Without omitting anything, return the records precisely as given.

++++++++++

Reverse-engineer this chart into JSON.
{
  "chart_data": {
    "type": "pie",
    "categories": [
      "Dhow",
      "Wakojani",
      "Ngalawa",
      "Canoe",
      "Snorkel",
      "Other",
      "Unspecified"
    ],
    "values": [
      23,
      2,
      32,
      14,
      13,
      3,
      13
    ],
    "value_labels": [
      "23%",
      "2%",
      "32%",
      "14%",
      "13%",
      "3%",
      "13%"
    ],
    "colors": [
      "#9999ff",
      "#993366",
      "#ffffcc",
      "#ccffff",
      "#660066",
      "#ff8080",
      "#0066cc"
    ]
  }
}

++++++++++

> _COMPLETE ANSWER_
Reverse-engineer this chart into JSON.
{
  "chart_data": {
    "type": "pie",
    "categories": [
      "Dhow",
      "Wakojani",
      "Ngalawa",
      "Canoe",
      "Snorkel",
      "Other",
      "Unspecified"
    ],
    "values": [
      23,
      2,
      32,
      14,
      13,
      3,
      13
    ],
    "value_labels": [
      "23%",
      "2%",
      "32%",
      "14%",
      "13%",
      "3%",
      "13%"
    ],
    "colors": [
      "#9999ff",
      "#993366",
      "#ffffcc",
      "#ccffff",
      "#660066",
      "#ff8080",
      "#0066cc"
    ]
  }
}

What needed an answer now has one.